▶ [THE RECORDS]:
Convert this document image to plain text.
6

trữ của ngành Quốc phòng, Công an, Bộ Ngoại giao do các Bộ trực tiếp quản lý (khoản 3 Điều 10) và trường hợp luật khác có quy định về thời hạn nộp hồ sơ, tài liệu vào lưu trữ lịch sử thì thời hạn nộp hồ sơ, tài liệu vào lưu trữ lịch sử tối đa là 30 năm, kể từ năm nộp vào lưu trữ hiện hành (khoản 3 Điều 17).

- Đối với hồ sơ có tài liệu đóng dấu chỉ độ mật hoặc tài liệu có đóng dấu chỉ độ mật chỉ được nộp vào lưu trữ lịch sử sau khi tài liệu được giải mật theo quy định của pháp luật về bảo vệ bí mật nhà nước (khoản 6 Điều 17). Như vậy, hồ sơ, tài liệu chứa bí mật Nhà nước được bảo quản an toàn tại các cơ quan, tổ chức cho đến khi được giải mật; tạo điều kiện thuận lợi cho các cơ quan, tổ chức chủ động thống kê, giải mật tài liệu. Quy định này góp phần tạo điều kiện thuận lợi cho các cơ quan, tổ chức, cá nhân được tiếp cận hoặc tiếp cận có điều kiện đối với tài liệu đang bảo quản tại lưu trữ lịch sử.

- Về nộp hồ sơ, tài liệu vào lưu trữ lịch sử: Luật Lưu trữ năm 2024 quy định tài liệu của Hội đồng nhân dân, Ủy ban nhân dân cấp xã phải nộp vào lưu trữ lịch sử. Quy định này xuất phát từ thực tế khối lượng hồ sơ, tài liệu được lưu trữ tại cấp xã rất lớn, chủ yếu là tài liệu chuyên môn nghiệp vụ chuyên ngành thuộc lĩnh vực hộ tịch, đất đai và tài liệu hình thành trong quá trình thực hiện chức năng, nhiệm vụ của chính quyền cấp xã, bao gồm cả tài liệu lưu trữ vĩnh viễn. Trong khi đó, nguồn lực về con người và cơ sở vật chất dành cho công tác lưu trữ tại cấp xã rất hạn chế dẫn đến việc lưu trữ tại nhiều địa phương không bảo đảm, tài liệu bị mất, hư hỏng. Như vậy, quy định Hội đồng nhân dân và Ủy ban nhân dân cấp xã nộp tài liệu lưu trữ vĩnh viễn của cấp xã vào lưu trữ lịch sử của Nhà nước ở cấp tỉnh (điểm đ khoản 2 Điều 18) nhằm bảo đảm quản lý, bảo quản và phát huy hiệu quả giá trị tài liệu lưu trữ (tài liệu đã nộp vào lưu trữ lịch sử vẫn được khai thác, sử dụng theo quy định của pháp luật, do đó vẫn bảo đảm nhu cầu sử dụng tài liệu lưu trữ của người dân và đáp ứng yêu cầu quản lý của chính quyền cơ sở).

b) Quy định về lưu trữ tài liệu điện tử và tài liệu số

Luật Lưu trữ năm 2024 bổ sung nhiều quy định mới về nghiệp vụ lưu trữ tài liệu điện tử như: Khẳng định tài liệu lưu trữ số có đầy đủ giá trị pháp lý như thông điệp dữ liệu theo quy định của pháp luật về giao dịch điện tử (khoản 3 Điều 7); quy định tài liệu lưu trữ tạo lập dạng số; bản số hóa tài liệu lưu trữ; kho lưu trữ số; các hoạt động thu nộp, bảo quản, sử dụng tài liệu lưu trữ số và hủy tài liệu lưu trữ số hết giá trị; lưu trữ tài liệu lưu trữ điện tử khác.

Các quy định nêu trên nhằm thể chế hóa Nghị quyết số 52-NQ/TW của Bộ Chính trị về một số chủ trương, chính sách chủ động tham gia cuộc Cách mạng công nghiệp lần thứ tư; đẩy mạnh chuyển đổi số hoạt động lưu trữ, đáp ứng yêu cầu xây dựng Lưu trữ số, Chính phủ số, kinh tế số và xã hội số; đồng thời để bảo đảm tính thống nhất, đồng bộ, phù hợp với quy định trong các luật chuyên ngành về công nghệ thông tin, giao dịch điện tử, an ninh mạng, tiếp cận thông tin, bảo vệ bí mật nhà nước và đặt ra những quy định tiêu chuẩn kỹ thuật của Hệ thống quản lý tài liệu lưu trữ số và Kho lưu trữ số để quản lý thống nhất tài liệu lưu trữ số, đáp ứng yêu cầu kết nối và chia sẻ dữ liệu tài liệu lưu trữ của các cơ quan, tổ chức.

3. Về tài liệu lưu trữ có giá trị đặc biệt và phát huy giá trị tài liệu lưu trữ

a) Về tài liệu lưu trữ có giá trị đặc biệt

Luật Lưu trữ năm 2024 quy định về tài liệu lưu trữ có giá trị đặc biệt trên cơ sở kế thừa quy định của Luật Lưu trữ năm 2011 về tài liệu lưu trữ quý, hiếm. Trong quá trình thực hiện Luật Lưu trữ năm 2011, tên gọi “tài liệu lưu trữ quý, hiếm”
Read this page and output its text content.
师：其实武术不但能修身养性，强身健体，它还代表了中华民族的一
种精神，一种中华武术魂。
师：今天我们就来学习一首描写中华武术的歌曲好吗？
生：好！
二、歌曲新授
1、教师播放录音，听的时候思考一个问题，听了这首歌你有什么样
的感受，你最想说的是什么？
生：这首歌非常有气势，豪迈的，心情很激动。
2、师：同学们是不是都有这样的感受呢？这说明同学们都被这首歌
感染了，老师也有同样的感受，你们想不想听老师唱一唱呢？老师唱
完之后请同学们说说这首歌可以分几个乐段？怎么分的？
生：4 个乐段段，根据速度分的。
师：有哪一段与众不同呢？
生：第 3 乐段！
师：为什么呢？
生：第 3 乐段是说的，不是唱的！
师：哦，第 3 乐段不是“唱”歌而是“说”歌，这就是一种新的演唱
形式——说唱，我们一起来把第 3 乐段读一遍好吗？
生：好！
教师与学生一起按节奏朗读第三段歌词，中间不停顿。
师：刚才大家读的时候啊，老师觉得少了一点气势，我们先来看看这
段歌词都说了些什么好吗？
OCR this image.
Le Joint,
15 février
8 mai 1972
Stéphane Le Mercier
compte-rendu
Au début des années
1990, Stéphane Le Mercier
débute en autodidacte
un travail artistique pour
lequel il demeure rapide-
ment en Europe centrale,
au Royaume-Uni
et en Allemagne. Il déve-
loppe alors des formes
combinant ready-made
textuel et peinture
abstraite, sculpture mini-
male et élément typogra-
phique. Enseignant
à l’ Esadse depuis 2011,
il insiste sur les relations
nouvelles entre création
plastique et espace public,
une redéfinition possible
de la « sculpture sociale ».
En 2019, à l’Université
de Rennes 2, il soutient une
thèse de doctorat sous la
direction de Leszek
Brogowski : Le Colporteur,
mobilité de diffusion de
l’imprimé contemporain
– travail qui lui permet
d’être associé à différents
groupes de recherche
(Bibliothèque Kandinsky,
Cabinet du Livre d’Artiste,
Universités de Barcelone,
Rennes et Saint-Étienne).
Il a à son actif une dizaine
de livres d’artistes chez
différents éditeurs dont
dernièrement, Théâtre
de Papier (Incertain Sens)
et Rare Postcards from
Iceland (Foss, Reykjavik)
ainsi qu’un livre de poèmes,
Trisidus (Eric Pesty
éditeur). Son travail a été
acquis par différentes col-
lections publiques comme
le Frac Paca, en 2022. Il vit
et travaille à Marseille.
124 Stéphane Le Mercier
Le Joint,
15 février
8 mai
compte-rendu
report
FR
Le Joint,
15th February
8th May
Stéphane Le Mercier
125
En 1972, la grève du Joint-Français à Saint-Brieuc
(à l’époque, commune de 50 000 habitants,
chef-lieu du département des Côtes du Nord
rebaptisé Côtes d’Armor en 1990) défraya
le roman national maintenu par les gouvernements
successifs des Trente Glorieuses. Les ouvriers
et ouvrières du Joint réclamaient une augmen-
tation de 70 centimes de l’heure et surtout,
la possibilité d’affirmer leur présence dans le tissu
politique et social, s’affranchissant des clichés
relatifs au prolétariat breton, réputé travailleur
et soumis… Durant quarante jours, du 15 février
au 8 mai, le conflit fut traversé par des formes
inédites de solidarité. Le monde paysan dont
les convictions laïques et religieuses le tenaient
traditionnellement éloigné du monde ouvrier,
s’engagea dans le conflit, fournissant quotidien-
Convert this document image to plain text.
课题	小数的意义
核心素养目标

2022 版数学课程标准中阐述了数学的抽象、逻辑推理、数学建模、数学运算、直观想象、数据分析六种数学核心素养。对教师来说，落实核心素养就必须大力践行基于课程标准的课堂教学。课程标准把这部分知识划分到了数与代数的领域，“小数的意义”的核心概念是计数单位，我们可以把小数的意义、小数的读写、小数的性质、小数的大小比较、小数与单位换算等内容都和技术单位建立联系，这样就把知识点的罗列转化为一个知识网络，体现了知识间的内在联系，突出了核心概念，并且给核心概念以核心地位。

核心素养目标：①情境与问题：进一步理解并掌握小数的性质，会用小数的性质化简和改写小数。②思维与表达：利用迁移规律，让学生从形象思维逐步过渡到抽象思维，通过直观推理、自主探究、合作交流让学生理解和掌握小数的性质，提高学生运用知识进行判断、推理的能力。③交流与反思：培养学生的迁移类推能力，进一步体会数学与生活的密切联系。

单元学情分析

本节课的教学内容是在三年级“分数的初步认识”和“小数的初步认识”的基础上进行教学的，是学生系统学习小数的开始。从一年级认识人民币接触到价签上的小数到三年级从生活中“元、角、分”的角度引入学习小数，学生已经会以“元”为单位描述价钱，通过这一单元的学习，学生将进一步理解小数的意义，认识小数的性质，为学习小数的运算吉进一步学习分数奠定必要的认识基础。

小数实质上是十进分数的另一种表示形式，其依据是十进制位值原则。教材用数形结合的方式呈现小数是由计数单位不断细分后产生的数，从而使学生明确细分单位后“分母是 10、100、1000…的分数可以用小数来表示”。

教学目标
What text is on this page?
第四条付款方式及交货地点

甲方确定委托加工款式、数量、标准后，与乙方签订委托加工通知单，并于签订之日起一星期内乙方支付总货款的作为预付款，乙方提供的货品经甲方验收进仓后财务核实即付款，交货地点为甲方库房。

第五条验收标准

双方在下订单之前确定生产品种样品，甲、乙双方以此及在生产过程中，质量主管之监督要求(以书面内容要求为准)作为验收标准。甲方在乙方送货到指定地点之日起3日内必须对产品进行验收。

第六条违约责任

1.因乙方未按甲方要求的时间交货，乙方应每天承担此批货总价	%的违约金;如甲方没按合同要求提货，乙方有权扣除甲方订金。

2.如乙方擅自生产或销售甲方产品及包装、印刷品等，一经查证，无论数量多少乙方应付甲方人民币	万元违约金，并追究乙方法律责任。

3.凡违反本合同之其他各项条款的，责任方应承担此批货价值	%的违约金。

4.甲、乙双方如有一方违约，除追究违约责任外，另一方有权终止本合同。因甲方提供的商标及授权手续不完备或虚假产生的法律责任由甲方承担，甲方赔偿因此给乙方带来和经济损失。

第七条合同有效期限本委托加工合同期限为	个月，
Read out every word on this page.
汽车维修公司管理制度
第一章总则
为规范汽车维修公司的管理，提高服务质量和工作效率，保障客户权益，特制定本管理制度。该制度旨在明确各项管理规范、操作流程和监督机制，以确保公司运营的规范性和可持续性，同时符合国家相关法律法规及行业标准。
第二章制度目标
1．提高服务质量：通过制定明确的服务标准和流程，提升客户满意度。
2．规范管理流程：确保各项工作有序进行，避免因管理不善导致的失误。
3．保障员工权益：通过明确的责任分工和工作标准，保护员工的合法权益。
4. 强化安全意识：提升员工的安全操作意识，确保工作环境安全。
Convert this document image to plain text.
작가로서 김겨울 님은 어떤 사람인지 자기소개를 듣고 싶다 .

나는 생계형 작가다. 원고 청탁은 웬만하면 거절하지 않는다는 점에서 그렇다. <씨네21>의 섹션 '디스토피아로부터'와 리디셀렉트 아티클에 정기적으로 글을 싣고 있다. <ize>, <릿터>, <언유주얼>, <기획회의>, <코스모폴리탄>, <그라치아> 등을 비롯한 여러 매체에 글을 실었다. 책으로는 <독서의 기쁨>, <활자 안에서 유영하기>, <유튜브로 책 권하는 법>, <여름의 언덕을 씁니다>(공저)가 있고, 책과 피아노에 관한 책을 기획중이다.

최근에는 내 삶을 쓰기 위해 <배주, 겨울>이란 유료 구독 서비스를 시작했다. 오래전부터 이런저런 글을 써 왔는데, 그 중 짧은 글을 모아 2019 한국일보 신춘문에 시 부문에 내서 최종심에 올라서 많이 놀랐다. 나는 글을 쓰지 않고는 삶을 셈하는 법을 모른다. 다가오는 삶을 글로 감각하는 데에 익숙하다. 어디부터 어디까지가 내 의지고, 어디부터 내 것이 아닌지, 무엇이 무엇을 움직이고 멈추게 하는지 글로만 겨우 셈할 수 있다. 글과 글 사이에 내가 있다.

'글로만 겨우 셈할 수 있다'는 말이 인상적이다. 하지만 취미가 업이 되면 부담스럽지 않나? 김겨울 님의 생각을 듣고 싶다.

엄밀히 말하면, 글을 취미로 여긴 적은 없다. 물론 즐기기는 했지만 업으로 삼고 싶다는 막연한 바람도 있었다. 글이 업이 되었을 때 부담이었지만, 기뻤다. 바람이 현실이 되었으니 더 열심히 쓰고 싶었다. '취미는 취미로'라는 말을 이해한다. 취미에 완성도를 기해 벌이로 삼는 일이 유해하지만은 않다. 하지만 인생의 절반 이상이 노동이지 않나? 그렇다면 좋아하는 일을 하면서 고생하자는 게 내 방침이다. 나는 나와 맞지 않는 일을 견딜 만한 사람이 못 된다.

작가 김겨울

▶ [WHAT TO PRODUCE]:
Your task is to pick out every line with the string "différents" and copy it.

▶ [RIGHT ANSWER]:
d’être associé à différents
différents éditeurs dont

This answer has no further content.